WHAT IS ASKED: Rewrite the paragraph beginning "Parchman Farm is not the only such institution" from the passage on prison music below as a shorter paragraph that keeps its main facts.

╭─ TEXT

Within this container of cruelty, amid atrocities born of the mother of all atrocities, there was always music. There were work songs, through which incarcerated people could occupy their voices and their minds while their bodies toiled. There were field hollers, rising above the repetitive sounds of sharecropping—upbeat if the work was moving quickly, slower when it had begun to take its toll. There were songs that were also pleas: for food, for water, for rest, for a lover left behind, for someone beyond the walls who might still have an ear to the wind. There were songs of devotion, asking for mercy and forgiveness, and also preaching the gospel of giving oneself over to God.

Parchman Farm is not the only such institution with a rich musical legacy. In 1959, the folklorist Harry Oster recorded an album at the Louisiana State Penitentiary, a.k.a. Angola Farm. But Parchman has a special connection to the Delta blues, because several of the best Mississippi bluesmen—among them Booker (Bukka) White, R. L. Burnside, and Big Bad Smitty—did stints there. The blues is a mythological genre, smuggling wisdom inside tales of evils and exploits which sometimes strain credulity. But the blues songs that came out of Parchman functioned as a form of testimonial. Musicians would get out of prison and, through song, bring word of what it was like on the inside. White, on “Parchman Farm Blues,” recorded in 1940, shortly after his release from the farm, sings of starting work “just at break of day” and issues a warning: “Oh, listen, you men, I don’t mean no harm / if you wanna do good, you better stay off ol’ Parchman farm.”

╰─
╭─ STORED DATA

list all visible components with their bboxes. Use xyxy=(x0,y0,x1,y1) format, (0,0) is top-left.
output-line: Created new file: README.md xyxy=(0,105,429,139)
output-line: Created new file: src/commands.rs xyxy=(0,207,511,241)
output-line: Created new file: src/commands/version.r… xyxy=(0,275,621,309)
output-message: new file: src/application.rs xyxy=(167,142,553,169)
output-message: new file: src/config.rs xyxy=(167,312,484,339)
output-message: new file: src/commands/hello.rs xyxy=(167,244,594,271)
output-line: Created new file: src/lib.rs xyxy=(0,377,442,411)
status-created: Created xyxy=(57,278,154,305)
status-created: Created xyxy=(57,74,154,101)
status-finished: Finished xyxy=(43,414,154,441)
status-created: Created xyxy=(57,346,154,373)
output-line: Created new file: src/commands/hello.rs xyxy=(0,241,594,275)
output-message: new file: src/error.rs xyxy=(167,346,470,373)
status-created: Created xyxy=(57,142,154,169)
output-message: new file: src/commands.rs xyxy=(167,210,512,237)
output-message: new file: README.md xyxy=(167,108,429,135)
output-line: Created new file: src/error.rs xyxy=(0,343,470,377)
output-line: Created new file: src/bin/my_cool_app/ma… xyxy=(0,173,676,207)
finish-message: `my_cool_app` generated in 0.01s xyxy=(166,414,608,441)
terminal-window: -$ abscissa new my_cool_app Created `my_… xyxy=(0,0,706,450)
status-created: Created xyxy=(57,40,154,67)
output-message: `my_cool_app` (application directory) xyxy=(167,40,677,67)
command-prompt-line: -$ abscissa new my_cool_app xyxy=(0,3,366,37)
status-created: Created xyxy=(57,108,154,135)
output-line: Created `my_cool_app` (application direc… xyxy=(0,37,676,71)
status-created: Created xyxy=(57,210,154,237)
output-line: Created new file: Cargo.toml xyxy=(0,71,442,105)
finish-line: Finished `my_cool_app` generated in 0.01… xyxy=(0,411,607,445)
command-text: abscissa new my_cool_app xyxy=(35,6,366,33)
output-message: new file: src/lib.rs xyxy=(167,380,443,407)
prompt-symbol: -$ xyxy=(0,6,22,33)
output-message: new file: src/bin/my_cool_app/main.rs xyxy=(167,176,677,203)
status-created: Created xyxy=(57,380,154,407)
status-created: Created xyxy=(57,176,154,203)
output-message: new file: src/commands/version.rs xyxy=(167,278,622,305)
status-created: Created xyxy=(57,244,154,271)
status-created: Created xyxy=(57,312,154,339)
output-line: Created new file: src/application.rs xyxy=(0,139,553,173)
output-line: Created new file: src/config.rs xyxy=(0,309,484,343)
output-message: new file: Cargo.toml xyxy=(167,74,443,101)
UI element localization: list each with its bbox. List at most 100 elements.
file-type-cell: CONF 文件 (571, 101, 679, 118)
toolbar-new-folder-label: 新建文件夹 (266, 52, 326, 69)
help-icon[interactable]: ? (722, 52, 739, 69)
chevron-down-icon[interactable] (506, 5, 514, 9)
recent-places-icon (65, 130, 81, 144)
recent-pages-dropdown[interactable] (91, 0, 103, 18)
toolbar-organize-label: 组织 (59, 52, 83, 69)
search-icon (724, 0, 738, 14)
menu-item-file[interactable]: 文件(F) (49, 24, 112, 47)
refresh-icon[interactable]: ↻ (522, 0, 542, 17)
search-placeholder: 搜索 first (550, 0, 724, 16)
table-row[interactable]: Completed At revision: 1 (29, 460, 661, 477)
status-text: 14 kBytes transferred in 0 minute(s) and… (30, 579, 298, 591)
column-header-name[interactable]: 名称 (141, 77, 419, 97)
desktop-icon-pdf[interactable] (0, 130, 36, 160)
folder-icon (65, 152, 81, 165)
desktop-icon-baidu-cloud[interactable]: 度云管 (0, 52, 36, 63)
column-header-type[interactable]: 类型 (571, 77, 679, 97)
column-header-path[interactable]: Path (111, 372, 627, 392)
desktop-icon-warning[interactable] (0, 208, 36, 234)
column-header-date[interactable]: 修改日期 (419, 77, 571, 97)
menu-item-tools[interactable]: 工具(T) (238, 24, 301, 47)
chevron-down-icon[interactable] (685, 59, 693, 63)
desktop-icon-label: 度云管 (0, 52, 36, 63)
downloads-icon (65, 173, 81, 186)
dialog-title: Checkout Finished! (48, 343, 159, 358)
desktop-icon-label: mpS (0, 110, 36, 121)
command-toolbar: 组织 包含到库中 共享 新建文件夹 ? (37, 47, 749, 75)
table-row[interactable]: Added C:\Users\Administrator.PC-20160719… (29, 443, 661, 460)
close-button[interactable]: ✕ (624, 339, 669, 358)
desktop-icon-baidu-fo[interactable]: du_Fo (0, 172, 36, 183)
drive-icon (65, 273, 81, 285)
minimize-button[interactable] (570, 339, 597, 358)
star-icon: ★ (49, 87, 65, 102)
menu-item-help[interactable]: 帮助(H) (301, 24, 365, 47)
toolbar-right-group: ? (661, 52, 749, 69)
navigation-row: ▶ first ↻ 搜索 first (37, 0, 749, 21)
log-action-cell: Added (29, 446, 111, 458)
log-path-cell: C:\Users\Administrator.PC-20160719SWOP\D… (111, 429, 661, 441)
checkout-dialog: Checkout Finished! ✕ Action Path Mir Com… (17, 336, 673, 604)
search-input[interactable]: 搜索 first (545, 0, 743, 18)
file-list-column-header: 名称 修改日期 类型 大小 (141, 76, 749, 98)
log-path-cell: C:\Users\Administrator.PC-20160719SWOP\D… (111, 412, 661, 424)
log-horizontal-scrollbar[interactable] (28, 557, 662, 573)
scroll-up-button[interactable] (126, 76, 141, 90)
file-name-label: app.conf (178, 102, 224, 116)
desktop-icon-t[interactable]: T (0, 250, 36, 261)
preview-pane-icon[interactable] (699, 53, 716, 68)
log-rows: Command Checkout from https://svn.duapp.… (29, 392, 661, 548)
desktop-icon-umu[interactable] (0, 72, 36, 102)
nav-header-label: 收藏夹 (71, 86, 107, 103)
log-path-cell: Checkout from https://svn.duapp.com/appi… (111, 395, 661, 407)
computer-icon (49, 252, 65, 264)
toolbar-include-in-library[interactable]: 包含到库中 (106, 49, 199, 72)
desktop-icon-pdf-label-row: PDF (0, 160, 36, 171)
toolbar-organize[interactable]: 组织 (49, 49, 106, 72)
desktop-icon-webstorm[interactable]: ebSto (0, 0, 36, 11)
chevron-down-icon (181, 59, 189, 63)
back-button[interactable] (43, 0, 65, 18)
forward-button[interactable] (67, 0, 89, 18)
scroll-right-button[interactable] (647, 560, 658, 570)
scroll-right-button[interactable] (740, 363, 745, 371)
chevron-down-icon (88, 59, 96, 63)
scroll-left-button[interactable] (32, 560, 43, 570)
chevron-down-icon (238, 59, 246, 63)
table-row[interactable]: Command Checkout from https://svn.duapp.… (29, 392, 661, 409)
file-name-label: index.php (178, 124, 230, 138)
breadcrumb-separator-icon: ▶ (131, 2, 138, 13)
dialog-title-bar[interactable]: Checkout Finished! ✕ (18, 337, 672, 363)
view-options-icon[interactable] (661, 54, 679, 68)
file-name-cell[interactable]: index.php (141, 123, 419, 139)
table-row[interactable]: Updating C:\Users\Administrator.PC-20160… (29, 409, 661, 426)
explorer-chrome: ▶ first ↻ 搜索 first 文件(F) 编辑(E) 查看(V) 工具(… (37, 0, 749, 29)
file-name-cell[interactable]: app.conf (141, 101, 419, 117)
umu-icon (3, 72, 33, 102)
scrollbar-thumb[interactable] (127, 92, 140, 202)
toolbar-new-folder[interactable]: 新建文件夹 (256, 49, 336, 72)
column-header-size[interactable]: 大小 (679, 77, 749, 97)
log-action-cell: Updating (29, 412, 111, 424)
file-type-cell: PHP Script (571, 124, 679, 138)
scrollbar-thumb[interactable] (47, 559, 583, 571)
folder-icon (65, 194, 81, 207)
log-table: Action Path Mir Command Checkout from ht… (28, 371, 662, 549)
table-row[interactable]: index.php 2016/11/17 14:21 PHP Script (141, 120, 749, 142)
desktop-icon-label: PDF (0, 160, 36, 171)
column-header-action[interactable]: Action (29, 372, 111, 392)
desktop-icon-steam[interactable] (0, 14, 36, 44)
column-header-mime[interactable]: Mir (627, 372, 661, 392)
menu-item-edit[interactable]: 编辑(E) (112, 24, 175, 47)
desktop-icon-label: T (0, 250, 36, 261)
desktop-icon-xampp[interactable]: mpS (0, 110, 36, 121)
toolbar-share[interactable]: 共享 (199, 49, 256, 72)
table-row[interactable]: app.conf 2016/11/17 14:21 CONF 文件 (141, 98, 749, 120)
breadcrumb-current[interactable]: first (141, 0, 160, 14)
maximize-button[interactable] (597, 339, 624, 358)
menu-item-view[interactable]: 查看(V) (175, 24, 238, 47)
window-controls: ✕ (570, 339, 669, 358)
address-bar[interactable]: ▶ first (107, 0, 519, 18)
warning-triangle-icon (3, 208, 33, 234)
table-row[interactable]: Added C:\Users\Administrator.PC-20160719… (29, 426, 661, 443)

╰─

CORRECT RESULT: Parchman Farm was not the only prison with a rich musical legacy. In 1959, folklorist Harry Oster recorded an album at Louisiana State Penitentiary, also called Angola Farm. Parchman is especially tied to the Delta blues, though, because leading Mississippi bluesmen such as Booker (Bukka) White, R. L. Burnside, and Big Bad Smitty served time there. Blues songs often hide wisdom in tall tales, but those from Parchman served as testimony: released musicians used song to report on life inside. White recorded "Parchman Farm Blues" in 1940, soon after his release. In it he sings of starting work at daybreak and warns men to stay off Parchman farm if they want to do good.